====== RECORDS FOR THIS TASK

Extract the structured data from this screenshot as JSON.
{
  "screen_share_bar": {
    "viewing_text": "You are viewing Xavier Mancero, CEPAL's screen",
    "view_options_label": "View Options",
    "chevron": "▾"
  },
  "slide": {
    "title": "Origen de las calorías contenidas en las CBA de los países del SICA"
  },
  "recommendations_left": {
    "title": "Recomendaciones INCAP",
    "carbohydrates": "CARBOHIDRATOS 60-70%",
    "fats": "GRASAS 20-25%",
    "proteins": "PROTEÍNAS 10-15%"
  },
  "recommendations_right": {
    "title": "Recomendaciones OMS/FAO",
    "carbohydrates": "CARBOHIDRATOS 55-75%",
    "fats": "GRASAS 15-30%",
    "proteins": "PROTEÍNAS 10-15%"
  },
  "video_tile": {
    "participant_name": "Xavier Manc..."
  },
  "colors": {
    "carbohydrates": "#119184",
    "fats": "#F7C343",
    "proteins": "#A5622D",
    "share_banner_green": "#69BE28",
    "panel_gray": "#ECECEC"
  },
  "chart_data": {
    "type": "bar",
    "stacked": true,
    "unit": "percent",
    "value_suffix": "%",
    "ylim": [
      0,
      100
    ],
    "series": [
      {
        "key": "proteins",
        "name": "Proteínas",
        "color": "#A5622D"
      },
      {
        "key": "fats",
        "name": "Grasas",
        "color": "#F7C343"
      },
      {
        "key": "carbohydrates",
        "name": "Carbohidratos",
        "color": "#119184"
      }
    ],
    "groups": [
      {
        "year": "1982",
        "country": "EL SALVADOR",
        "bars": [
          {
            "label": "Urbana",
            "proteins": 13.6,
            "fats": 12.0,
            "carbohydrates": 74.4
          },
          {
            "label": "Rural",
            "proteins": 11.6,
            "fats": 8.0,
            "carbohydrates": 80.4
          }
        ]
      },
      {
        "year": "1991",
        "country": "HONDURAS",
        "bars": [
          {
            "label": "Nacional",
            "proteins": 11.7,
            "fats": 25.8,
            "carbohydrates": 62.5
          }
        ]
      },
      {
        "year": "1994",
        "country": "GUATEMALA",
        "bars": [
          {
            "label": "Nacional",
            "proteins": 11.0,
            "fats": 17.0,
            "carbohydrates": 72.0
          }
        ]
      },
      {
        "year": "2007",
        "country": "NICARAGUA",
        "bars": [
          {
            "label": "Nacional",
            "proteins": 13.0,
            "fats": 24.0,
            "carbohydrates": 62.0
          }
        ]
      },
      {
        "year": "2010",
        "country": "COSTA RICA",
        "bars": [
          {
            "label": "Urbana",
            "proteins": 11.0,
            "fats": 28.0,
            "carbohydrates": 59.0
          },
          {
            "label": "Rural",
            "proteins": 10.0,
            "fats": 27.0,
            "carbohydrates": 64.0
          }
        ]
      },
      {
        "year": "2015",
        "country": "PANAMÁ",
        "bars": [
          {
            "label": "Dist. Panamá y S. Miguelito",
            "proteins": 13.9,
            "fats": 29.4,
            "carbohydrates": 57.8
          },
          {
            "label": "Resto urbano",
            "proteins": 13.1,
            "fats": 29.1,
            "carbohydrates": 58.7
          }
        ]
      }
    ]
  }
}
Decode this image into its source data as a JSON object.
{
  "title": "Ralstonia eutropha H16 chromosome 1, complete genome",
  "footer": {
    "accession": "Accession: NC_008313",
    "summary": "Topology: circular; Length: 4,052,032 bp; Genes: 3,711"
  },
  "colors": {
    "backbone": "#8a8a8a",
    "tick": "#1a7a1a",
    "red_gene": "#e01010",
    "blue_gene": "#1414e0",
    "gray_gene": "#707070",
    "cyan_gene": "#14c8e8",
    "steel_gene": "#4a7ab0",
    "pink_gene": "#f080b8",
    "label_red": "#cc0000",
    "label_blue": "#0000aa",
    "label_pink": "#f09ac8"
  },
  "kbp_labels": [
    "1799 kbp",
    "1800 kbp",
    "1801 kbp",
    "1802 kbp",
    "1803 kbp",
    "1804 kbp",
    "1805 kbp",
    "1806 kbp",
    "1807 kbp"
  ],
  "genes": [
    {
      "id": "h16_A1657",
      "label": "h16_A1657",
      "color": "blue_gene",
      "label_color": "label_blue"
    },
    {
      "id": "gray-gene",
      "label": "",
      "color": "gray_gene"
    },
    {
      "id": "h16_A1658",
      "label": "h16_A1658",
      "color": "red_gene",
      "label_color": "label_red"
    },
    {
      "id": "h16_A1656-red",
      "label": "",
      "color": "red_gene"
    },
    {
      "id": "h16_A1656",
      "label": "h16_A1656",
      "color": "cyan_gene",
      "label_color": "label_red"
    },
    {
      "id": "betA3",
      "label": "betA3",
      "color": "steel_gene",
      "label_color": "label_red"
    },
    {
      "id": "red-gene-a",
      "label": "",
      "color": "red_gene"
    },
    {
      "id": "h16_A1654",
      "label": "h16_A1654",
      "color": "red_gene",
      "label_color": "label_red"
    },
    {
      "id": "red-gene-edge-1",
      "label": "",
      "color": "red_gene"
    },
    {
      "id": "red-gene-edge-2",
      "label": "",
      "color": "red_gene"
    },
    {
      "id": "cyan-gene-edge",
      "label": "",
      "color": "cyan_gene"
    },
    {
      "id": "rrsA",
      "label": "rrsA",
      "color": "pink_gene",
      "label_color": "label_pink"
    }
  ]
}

============

# [WHAT NEEDS TO BE DONE]
Quote all the records. Keep every word exact.

# [THE ANSWER]
Extract the structured data from this screenshot as JSON.
{
  "screen_share_bar": {
    "viewing_text": "You are viewing Xavier Mancero, CEPAL's screen",
    "view_options_label": "View Options",
    "chevron": "▾"
  },
  "slide": {
    "title": "Origen de las calorías contenidas en las CBA de los países del SICA"
  },
  "recommendations_left": {
    "title": "Recomendaciones INCAP",
    "carbohydrates": "CARBOHIDRATOS 60-70%",
    "fats": "GRASAS 20-25%",
    "proteins": "PROTEÍNAS 10-15%"
  },
  "recommendations_right": {
    "title": "Recomendaciones OMS/FAO",
    "carbohydrates": "CARBOHIDRATOS 55-75%",
    "fats": "GRASAS 15-30%",
    "proteins": "PROTEÍNAS 10-15%"
  },
  "video_tile": {
    "participant_name": "Xavier Manc..."
  },
  "colors": {
    "carbohydrates": "#119184",
    "fats": "#F7C343",
    "proteins": "#A5622D",
    "share_banner_green": "#69BE28",
    "panel_gray": "#ECECEC"
  },
  "chart_data": {
    "type": "bar",
    "stacked": true,
    "unit": "percent",
    "value_suffix": "%",
    "ylim": [
      0,
      100
    ],
    "series": [
      {
        "key": "proteins",
        "name": "Proteínas",
        "color": "#A5622D"
      },
      {
        "key": "fats",
        "name": "Grasas",
        "color": "#F7C343"
      },
      {
        "key": "carbohydrates",
        "name": "Carbohidratos",
        "color": "#119184"
      }
    ],
    "groups": [
      {
        "year": "1982",
        "country": "EL SALVADOR",
        "bars": [
          {
            "label": "Urbana",
            "proteins": 13.6,
            "fats": 12.0,
            "carbohydrates": 74.4
          },
          {
            "label": "Rural",
            "proteins": 11.6,
            "fats": 8.0,
            "carbohydrates": 80.4
          }
        ]
      },
      {
        "year": "1991",
        "country": "HONDURAS",
        "bars": [
          {
            "label": "Nacional",
            "proteins": 11.7,
            "fats": 25.8,
            "carbohydrates": 62.5
          }
        ]
      },
      {
        "year": "1994",
        "country": "GUATEMALA",
        "bars": [
          {
            "label": "Nacional",
            "proteins": 11.0,
            "fats": 17.0,
            "carbohydrates": 72.0
          }
        ]
      },
      {
        "year": "2007",
        "country": "NICARAGUA",
        "bars": [
          {
            "label": "Nacional",
            "proteins": 13.0,
            "fats": 24.0,
            "carbohydrates": 62.0
          }
        ]
      },
      {
        "year": "2010",
        "country": "COSTA RICA",
        "bars": [
          {
            "label": "Urbana",
            "proteins": 11.0,
            "fats": 28.0,
            "carbohydrates": 59.0
          },
          {
            "label": "Rural",
            "proteins": 10.0,
            "fats": 27.0,
            "carbohydrates": 64.0
          }
        ]
      },
      {
        "year": "2015",
        "country": "PANAMÁ",
        "bars": [
          {
            "label": "Dist. Panamá y S. Miguelito",
            "proteins": 13.9,
            "fats": 29.4,
            "carbohydrates": 57.8
          },
          {
            "label": "Resto urbano",
            "proteins": 13.1,
            "fats": 29.1,
            "carbohydrates": 58.7
          }
        ]
      }
    ]
  }
}
Decode this image into its source data as a JSON object.
{
  "title": "Ralstonia eutropha H16 chromosome 1, complete genome",
  "footer": {
    "accession": "Accession: NC_008313",
    "summary": "Topology: circular; Length: 4,052,032 bp; Genes: 3,711"
  },
  "colors": {
    "backbone": "#8a8a8a",
    "tick": "#1a7a1a",
    "red_gene": "#e01010",
    "blue_gene": "#1414e0",
    "gray_gene": "#707070",
    "cyan_gene": "#14c8e8",
    "steel_gene": "#4a7ab0",
    "pink_gene": "#f080b8",
    "label_red": "#cc0000",
    "label_blue": "#0000aa",
    "label_pink": "#f09ac8"
  },
  "kbp_labels": [
    "1799 kbp",
    "1800 kbp",
    "1801 kbp",
    "1802 kbp",
    "1803 kbp",
    "1804 kbp",
    "1805 kbp",
    "1806 kbp",
    "1807 kbp"
  ],
  "genes": [
    {
      "id": "h16_A1657",
      "label": "h16_A1657",
      "color": "blue_gene",
      "label_color": "label_blue"
    },
    {
      "id": "gray-gene",
      "label": "",
      "color": "gray_gene"
    },
    {
      "id": "h16_A1658",
      "label": "h16_A1658",
      "color": "red_gene",
      "label_color": "label_red"
    },
    {
      "id": "h16_A1656-red",
      "label": "",
      "color": "red_gene"
    },
    {
      "id": "h16_A1656",
      "label": "h16_A1656",
      "color": "cyan_gene",
      "label_color": "label_red"
    },
    {
      "id": "betA3",
      "label": "betA3",
      "color": "steel_gene",
      "label_color": "label_red"
    },
    {
      "id": "red-gene-a",
      "label": "",
      "color": "red_gene"
    },
    {
      "id": "h16_A1654",
      "label": "h16_A1654",
      "color": "red_gene",
      "label_color": "label_red"
    },
    {
      "id": "red-gene-edge-1",
      "label": "",
      "color": "red_gene"
    },
    {
      "id": "red-gene-edge-2",
      "label": "",
      "color": "red_gene"
    },
    {
      "id": "cyan-gene-edge",
      "label": "",
      "color": "cyan_gene"
    },
    {
      "id": "rrsA",
      "label": "rrsA",
      "color": "pink_gene",
      "label_color": "label_pink"
    }
  ]
}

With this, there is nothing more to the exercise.